List each line of the data that holds the word "Министерски".

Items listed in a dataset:
###

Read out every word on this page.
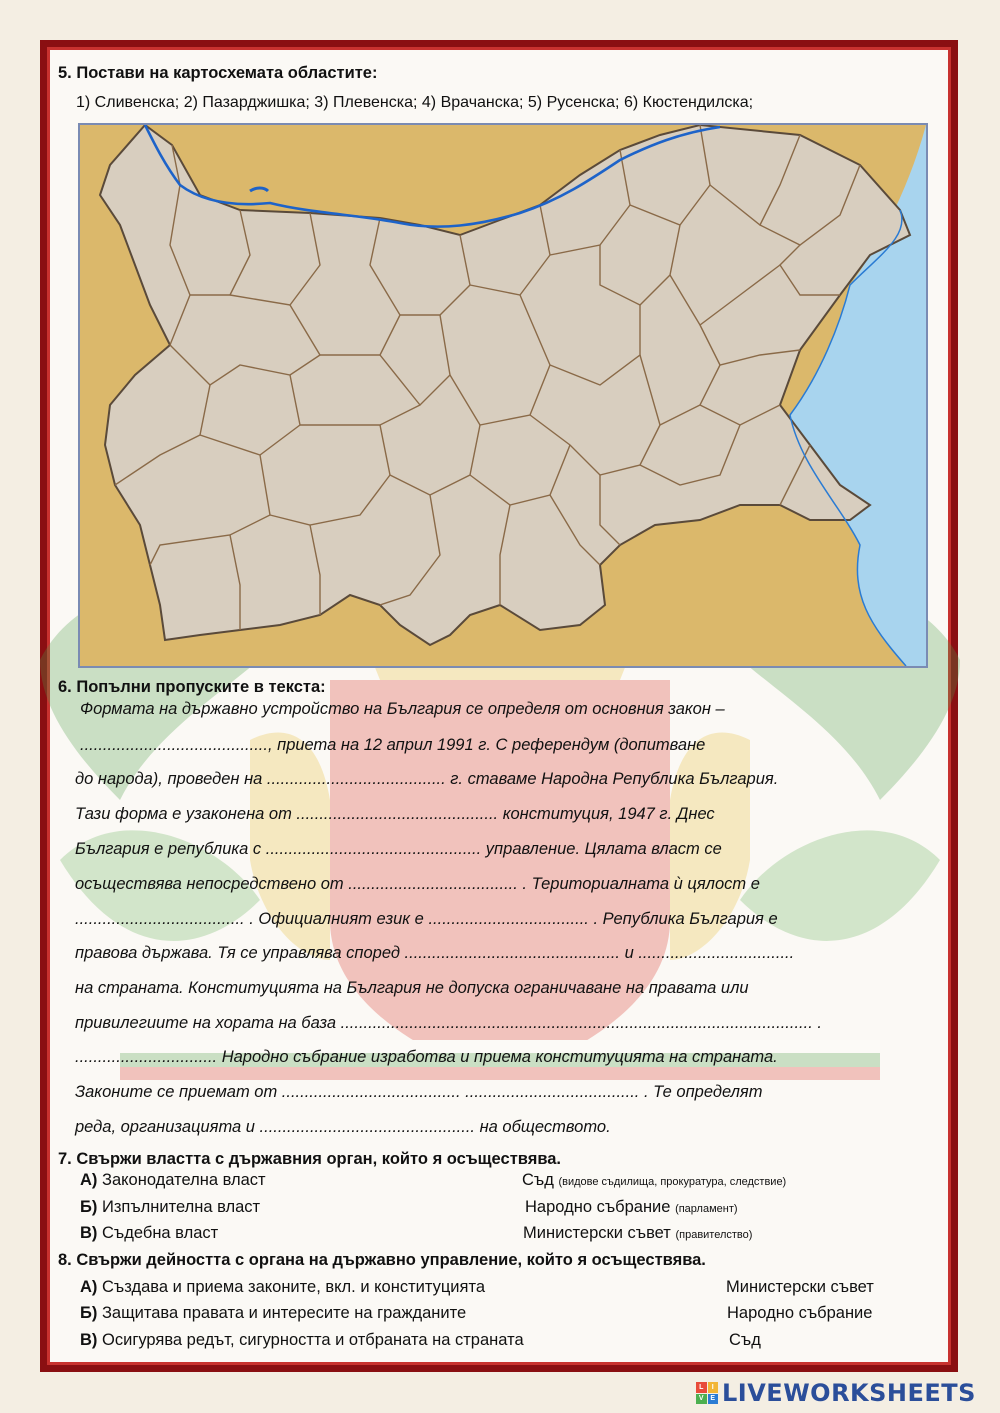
5. Постави на картосхемата областите:
1) Сливенска; 2) Пазарджишка; 3) Плевенска; 4) Врачанска; 5) Русенска; 6) Кюстендилска;
6. Попълни пропуските в текста:
Формата на държавно устройство на България се определя от основния закон –
........................................., приета на 12 април 1991 г. С референдум (допитване
до народа), проведен на ....................................... г. ставаме Народна Република България.
Тази форма е узаконена от ............................................ конституция, 1947 г. Днес
България е република с ............................................... управление. Цялата власт се
осъществява непосредствено от ..................................... . Териториалната ѝ цялост е
..................................... . Официалният език е ................................... . Република България е
правова държава. Тя се управлява според ............................................... и ..................................
на страната. Конституцията на България не допуска ограничаване на правата или
привилегиите на хората на база ....................................................................................................... .
............................... Народно събрание изработва и приема конституцията на страната.
Законите се приемат от ....................................... ...................................... . Те определят
реда, организацията и ............................................... на обществото.
7. Свържи властта с държавния орган, който я осъществява.
А) Законодателна власт	Съд (видове съдилища, прокуратура, следствие)
Б) Изпълнителна власт	Народно събрание (парламент)
В) Съдебна власт	Министерски съвет (правителство)
8. Свържи дейността с органа на държавно управление, който я осъществява.
А) Създава и приема законите, вкл. и конституцията	Министерски съвет
Б) Защитава правата и интересите на гражданите	Народно събрание
В) Осигурява редът, сигурността и отбраната на страната	Съд
L	I
V E LIVEWORKSHEETS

###

• **ANSWER**:
В) Съдебна власт	Министерски съвет (правителство)
А) Създава и приема законите, вкл. и конституцията	Министерски съвет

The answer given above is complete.